▶ Records for this task:
++++++++++++++++++++

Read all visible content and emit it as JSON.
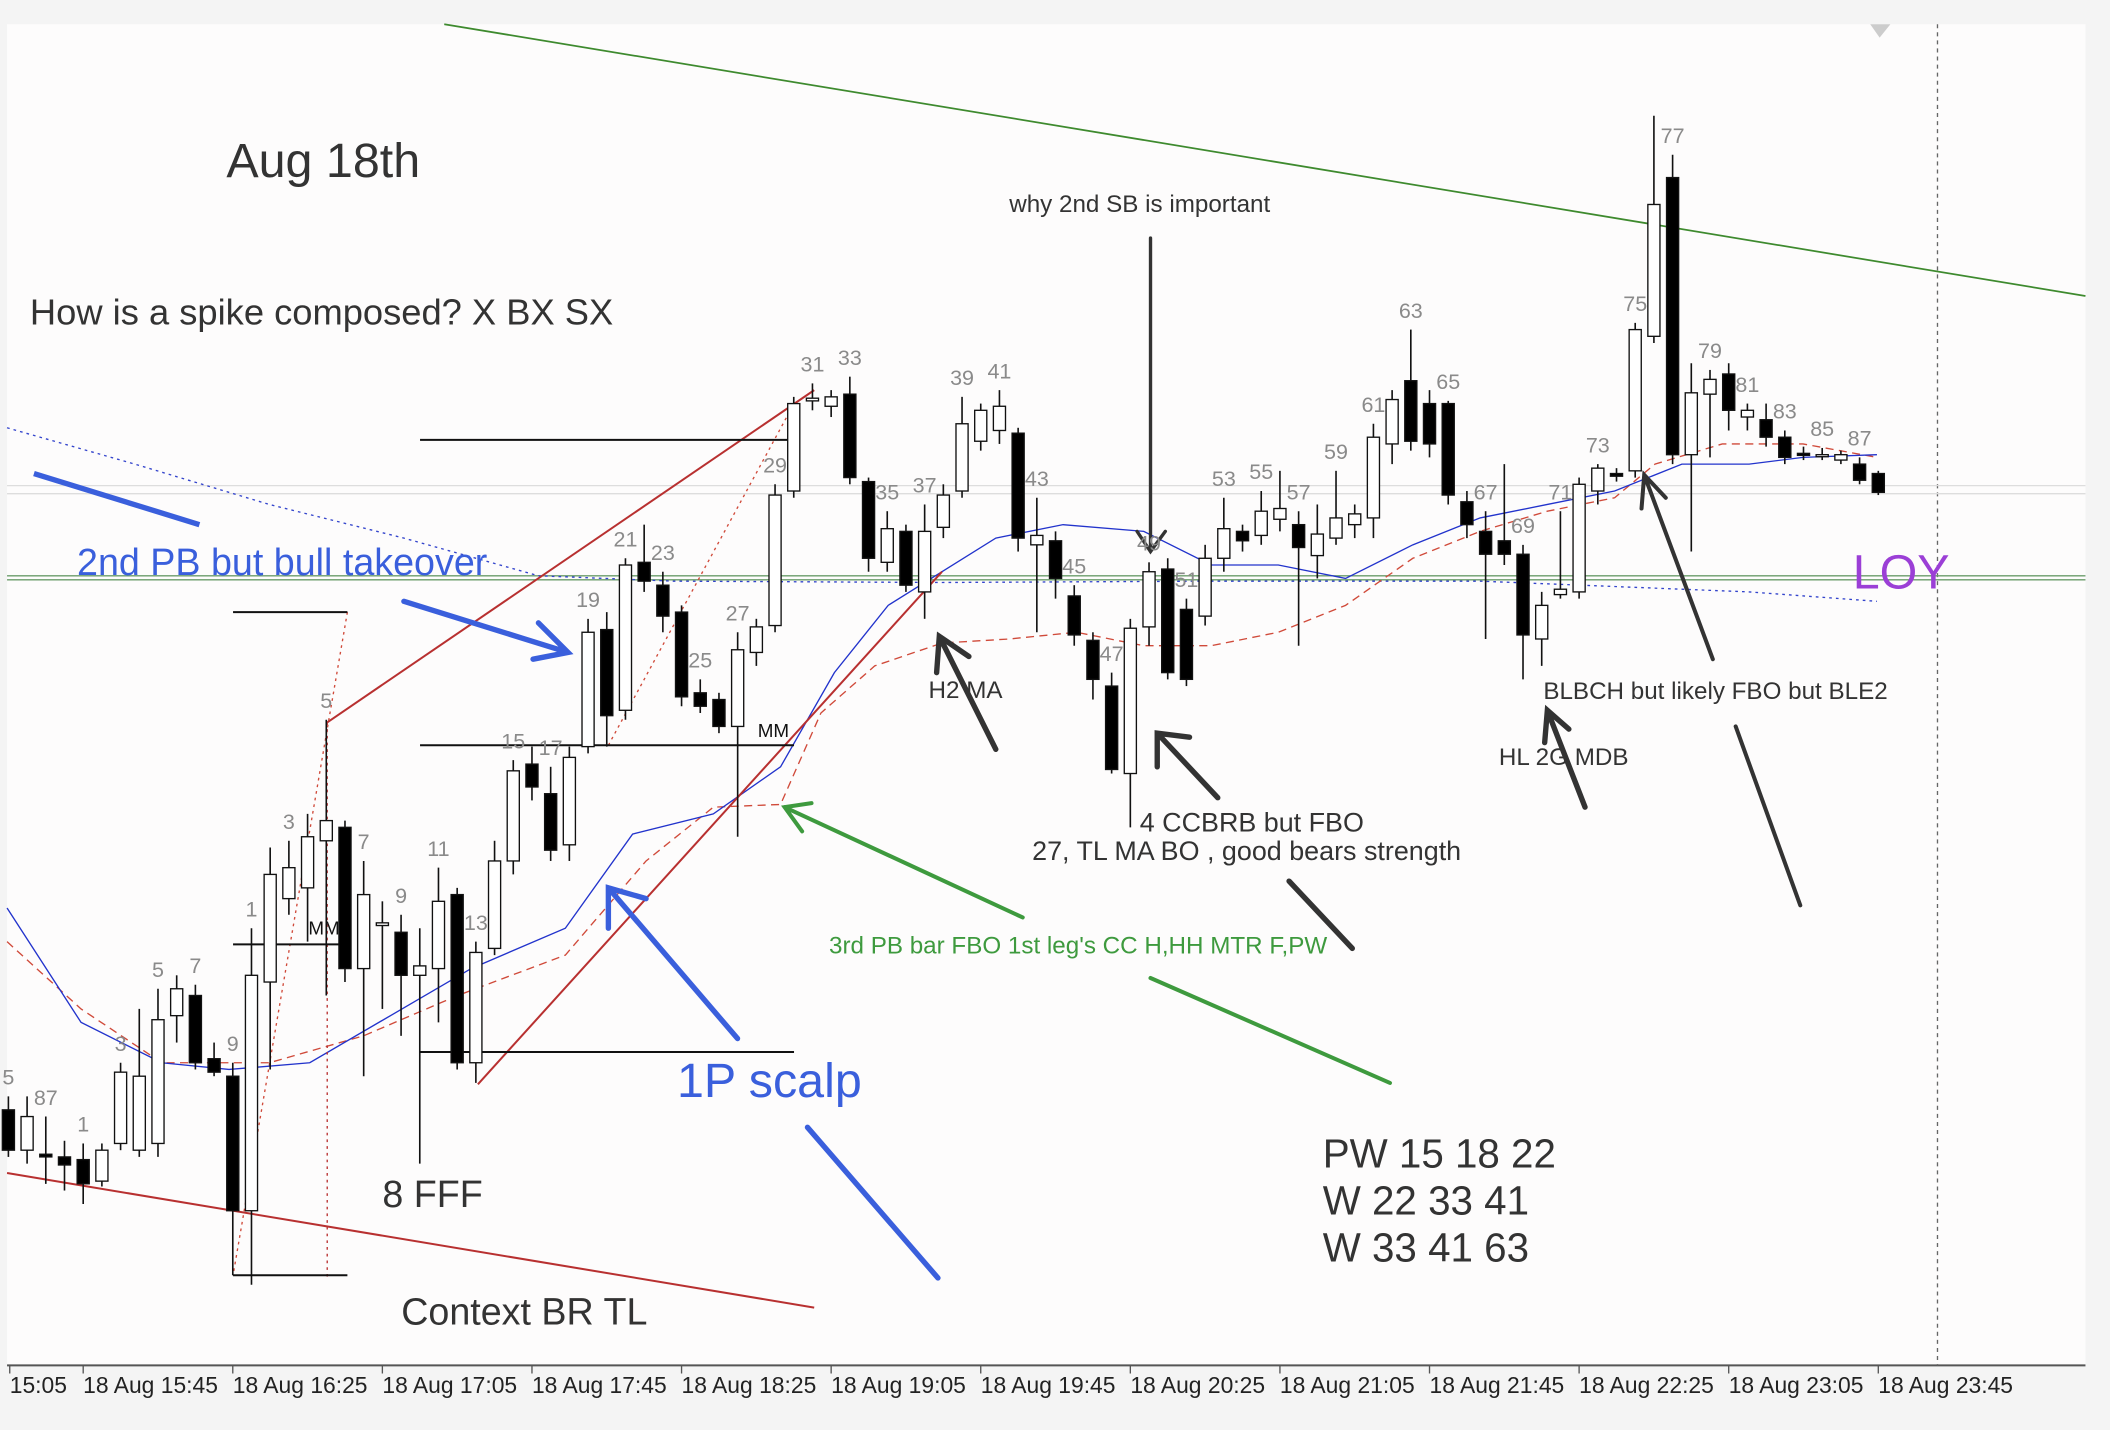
{
  "chart_data": {
    "type": "candlestick",
    "title": "Aug 18th",
    "subtitle": "How is a spike composed? X BX SX",
    "ylim": [
      -15,
      982
    ],
    "up_color": "#ffffff",
    "down_color": "#000000",
    "x_labels": [
      "15:05",
      "18 Aug 15:45",
      "18 Aug 16:25",
      "18 Aug 17:05",
      "18 Aug 17:45",
      "18 Aug 18:25",
      "18 Aug 19:05",
      "18 Aug 19:45",
      "18 Aug 20:25",
      "18 Aug 21:05",
      "18 Aug 21:45",
      "18 Aug 22:25",
      "18 Aug 23:05",
      "18 Aug 23:45"
    ],
    "open": [
      175,
      145,
      142,
      140,
      138,
      122,
      150,
      145,
      150,
      245,
      260,
      213,
      200,
      100,
      270,
      332,
      340,
      375,
      385,
      280,
      312,
      307,
      275,
      280,
      335,
      210,
      295,
      360,
      432,
      410,
      372,
      445,
      532,
      472,
      582,
      565,
      545,
      485,
      480,
      460,
      515,
      535,
      635,
      702,
      698,
      707,
      642,
      582,
      605,
      560,
      608,
      635,
      672,
      680,
      678,
      595,
      598,
      557,
      524,
      490,
      425,
      534,
      577,
      547,
      542,
      585,
      605,
      602,
      614,
      610,
      587,
      600,
      610,
      615,
      670,
      717,
      700,
      700,
      627,
      605,
      598,
      588,
      525,
      558,
      560,
      635,
      648,
      650,
      750,
      868,
      662,
      707,
      722,
      690,
      688,
      675,
      663,
      661,
      658,
      655,
      648
    ],
    "high": [
      185,
      185,
      170,
      152,
      150,
      150,
      210,
      250,
      265,
      275,
      268,
      225,
      210,
      310,
      370,
      375,
      395,
      465,
      390,
      360,
      330,
      320,
      310,
      355,
      340,
      300,
      375,
      435,
      445,
      430,
      445,
      540,
      545,
      585,
      610,
      575,
      550,
      495,
      485,
      530,
      540,
      640,
      705,
      715,
      710,
      720,
      645,
      620,
      610,
      625,
      640,
      705,
      700,
      710,
      682,
      630,
      605,
      565,
      530,
      500,
      540,
      582,
      585,
      555,
      595,
      630,
      610,
      635,
      650,
      620,
      625,
      650,
      625,
      685,
      710,
      755,
      710,
      702,
      635,
      620,
      655,
      595,
      560,
      620,
      645,
      655,
      652,
      760,
      914,
      885,
      730,
      725,
      730,
      700,
      700,
      680,
      668,
      667,
      665,
      660,
      650
    ],
    "low": [
      140,
      135,
      120,
      115,
      105,
      118,
      145,
      140,
      140,
      225,
      205,
      200,
      52,
      45,
      205,
      320,
      300,
      260,
      270,
      200,
      250,
      230,
      135,
      240,
      205,
      195,
      290,
      350,
      405,
      360,
      360,
      440,
      445,
      465,
      560,
      530,
      475,
      470,
      455,
      378,
      505,
      530,
      630,
      695,
      690,
      640,
      575,
      575,
      560,
      540,
      600,
      630,
      665,
      670,
      590,
      530,
      555,
      520,
      480,
      425,
      385,
      520,
      495,
      490,
      535,
      575,
      590,
      595,
      605,
      520,
      570,
      595,
      600,
      600,
      655,
      665,
      660,
      625,
      600,
      525,
      580,
      495,
      505,
      555,
      555,
      625,
      642,
      645,
      745,
      655,
      590,
      660,
      680,
      680,
      668,
      655,
      658,
      658,
      655,
      640,
      632
    ],
    "close": [
      145,
      170,
      140,
      134,
      120,
      145,
      203,
      200,
      242,
      265,
      210,
      203,
      100,
      275,
      350,
      355,
      378,
      390,
      280,
      335,
      314,
      275,
      282,
      330,
      210,
      292,
      360,
      427,
      415,
      368,
      437,
      530,
      468,
      580,
      568,
      542,
      482,
      475,
      460,
      517,
      534,
      632,
      700,
      704,
      705,
      645,
      585,
      607,
      565,
      605,
      632,
      685,
      695,
      698,
      600,
      602,
      570,
      528,
      495,
      428,
      533,
      575,
      500,
      495,
      585,
      607,
      598,
      620,
      622,
      593,
      603,
      615,
      618,
      675,
      703,
      672,
      670,
      632,
      610,
      588,
      588,
      528,
      550,
      562,
      640,
      652,
      646,
      755,
      848,
      662,
      708,
      718,
      695,
      695,
      675,
      660,
      662,
      662,
      662,
      643,
      634
    ],
    "bar_labels": [
      "5",
      null,
      "87",
      null,
      "1",
      null,
      "3",
      null,
      "5",
      null,
      "7",
      null,
      "9",
      "1",
      null,
      "3",
      null,
      "5",
      null,
      "7",
      null,
      "9",
      null,
      "11",
      null,
      "13",
      null,
      "15",
      null,
      "17",
      null,
      "19",
      null,
      "21",
      null,
      "23",
      null,
      "25",
      null,
      "27",
      null,
      "29",
      null,
      "31",
      null,
      "33",
      null,
      "35",
      null,
      "37",
      null,
      "39",
      null,
      "41",
      null,
      "43",
      null,
      "45",
      null,
      "47",
      null,
      "49",
      null,
      "51",
      null,
      "53",
      null,
      "55",
      null,
      "57",
      null,
      "59",
      null,
      "61",
      null,
      "63",
      null,
      "65",
      null,
      "67",
      null,
      "69",
      null,
      "71",
      null,
      "73",
      null,
      "75",
      null,
      "77",
      null,
      "79",
      null,
      "81",
      null,
      "83",
      null,
      "85",
      null,
      "87",
      null
    ],
    "annotations": {
      "pb_takeover": "2nd PB but bull takeover",
      "why_sb": "why 2nd SB is important",
      "loy": "LOY",
      "h2_ma": "H2 MA",
      "mm_1": "MM",
      "mm_2": "MM",
      "blbch": "BLBCH but likely FBO but BLE2",
      "hl_2g": "HL 2G MDB",
      "ccbrb": "4 CCBRB but FBO",
      "tl_ma": "27, TL MA BO , good bears strength",
      "third_pb": "3rd PB bar FBO 1st leg's CC H,HH MTR F,PW",
      "scalp": "1P scalp",
      "fff": "8 FFF",
      "context": "Context BR TL",
      "pw_1": "PW 15 18 22",
      "pw_2": "W 22 33 41",
      "pw_3": "W 33 41 63"
    }
  }
}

++++++++++++++++++++

▶ Objective: Repeat each entry precisely as it appears. Leave the pictures out.

▶ Task output:
Read all visible content and emit it as JSON.
{
  "chart_data": {
    "type": "candlestick",
    "title": "Aug 18th",
    "subtitle": "How is a spike composed? X BX SX",
    "ylim": [
      -15,
      982
    ],
    "up_color": "#ffffff",
    "down_color": "#000000",
    "x_labels": [
      "15:05",
      "18 Aug 15:45",
      "18 Aug 16:25",
      "18 Aug 17:05",
      "18 Aug 17:45",
      "18 Aug 18:25",
      "18 Aug 19:05",
      "18 Aug 19:45",
      "18 Aug 20:25",
      "18 Aug 21:05",
      "18 Aug 21:45",
      "18 Aug 22:25",
      "18 Aug 23:05",
      "18 Aug 23:45"
    ],
    "open": [
      175,
      145,
      142,
      140,
      138,
      122,
      150,
      145,
      150,
      245,
      260,
      213,
      200,
      100,
      270,
      332,
      340,
      375,
      385,
      280,
      312,
      307,
      275,
      280,
      335,
      210,
      295,
      360,
      432,
      410,
      372,
      445,
      532,
      472,
      582,
      565,
      545,
      485,
      480,
      460,
      515,
      535,
      635,
      702,
      698,
      707,
      642,
      582,
      605,
      560,
      608,
      635,
      672,
      680,
      678,
      595,
      598,
      557,
      524,
      490,
      425,
      534,
      577,
      547,
      542,
      585,
      605,
      602,
      614,
      610,
      587,
      600,
      610,
      615,
      670,
      717,
      700,
      700,
      627,
      605,
      598,
      588,
      525,
      558,
      560,
      635,
      648,
      650,
      750,
      868,
      662,
      707,
      722,
      690,
      688,
      675,
      663,
      661,
      658,
      655,
      648
    ],
    "high": [
      185,
      185,
      170,
      152,
      150,
      150,
      210,
      250,
      265,
      275,
      268,
      225,
      210,
      310,
      370,
      375,
      395,
      465,
      390,
      360,
      330,
      320,
      310,
      355,
      340,
      300,
      375,
      435,
      445,
      430,
      445,
      540,
      545,
      585,
      610,
      575,
      550,
      495,
      485,
      530,
      540,
      640,
      705,
      715,
      710,
      720,
      645,
      620,
      610,
      625,
      640,
      705,
      700,
      710,
      682,
      630,
      605,
      565,
      530,
      500,
      540,
      582,
      585,
      555,
      595,
      630,
      610,
      635,
      650,
      620,
      625,
      650,
      625,
      685,
      710,
      755,
      710,
      702,
      635,
      620,
      655,
      595,
      560,
      620,
      645,
      655,
      652,
      760,
      914,
      885,
      730,
      725,
      730,
      700,
      700,
      680,
      668,
      667,
      665,
      660,
      650
    ],
    "low": [
      140,
      135,
      120,
      115,
      105,
      118,
      145,
      140,
      140,
      225,
      205,
      200,
      52,
      45,
      205,
      320,
      300,
      260,
      270,
      200,
      250,
      230,
      135,
      240,
      205,
      195,
      290,
      350,
      405,
      360,
      360,
      440,
      445,
      465,
      560,
      530,
      475,
      470,
      455,
      378,
      505,
      530,
      630,
      695,
      690,
      640,
      575,
      575,
      560,
      540,
      600,
      630,
      665,
      670,
      590,
      530,
      555,
      520,
      480,
      425,
      385,
      520,
      495,
      490,
      535,
      575,
      590,
      595,
      605,
      520,
      570,
      595,
      600,
      600,
      655,
      665,
      660,
      625,
      600,
      525,
      580,
      495,
      505,
      555,
      555,
      625,
      642,
      645,
      745,
      655,
      590,
      660,
      680,
      680,
      668,
      655,
      658,
      658,
      655,
      640,
      632
    ],
    "close": [
      145,
      170,
      140,
      134,
      120,
      145,
      203,
      200,
      242,
      265,
      210,
      203,
      100,
      275,
      350,
      355,
      378,
      390,
      280,
      335,
      314,
      275,
      282,
      330,
      210,
      292,
      360,
      427,
      415,
      368,
      437,
      530,
      468,
      580,
      568,
      542,
      482,
      475,
      460,
      517,
      534,
      632,
      700,
      704,
      705,
      645,
      585,
      607,
      565,
      605,
      632,
      685,
      695,
      698,
      600,
      602,
      570,
      528,
      495,
      428,
      533,
      575,
      500,
      495,
      585,
      607,
      598,
      620,
      622,
      593,
      603,
      615,
      618,
      675,
      703,
      672,
      670,
      632,
      610,
      588,
      588,
      528,
      550,
      562,
      640,
      652,
      646,
      755,
      848,
      662,
      708,
      718,
      695,
      695,
      675,
      660,
      662,
      662,
      662,
      643,
      634
    ],
    "bar_labels": [
      "5",
      null,
      "87",
      null,
      "1",
      null,
      "3",
      null,
      "5",
      null,
      "7",
      null,
      "9",
      "1",
      null,
      "3",
      null,
      "5",
      null,
      "7",
      null,
      "9",
      null,
      "11",
      null,
      "13",
      null,
      "15",
      null,
      "17",
      null,
      "19",
      null,
      "21",
      null,
      "23",
      null,
      "25",
      null,
      "27",
      null,
      "29",
      null,
      "31",
      null,
      "33",
      null,
      "35",
      null,
      "37",
      null,
      "39",
      null,
      "41",
      null,
      "43",
      null,
      "45",
      null,
      "47",
      null,
      "49",
      null,
      "51",
      null,
      "53",
      null,
      "55",
      null,
      "57",
      null,
      "59",
      null,
      "61",
      null,
      "63",
      null,
      "65",
      null,
      "67",
      null,
      "69",
      null,
      "71",
      null,
      "73",
      null,
      "75",
      null,
      "77",
      null,
      "79",
      null,
      "81",
      null,
      "83",
      null,
      "85",
      null,
      "87",
      null
    ],
    "annotations": {
      "pb_takeover": "2nd PB but bull takeover",
      "why_sb": "why 2nd SB is important",
      "loy": "LOY",
      "h2_ma": "H2 MA",
      "mm_1": "MM",
      "mm_2": "MM",
      "blbch": "BLBCH but likely FBO but BLE2",
      "hl_2g": "HL 2G MDB",
      "ccbrb": "4 CCBRB but FBO",
      "tl_ma": "27, TL MA BO , good bears strength",
      "third_pb": "3rd PB bar FBO 1st leg's CC H,HH MTR F,PW",
      "scalp": "1P scalp",
      "fff": "8 FFF",
      "context": "Context BR TL",
      "pw_1": "PW 15 18 22",
      "pw_2": "W 22 33 41",
      "pw_3": "W 33 41 63"
    }
  }
}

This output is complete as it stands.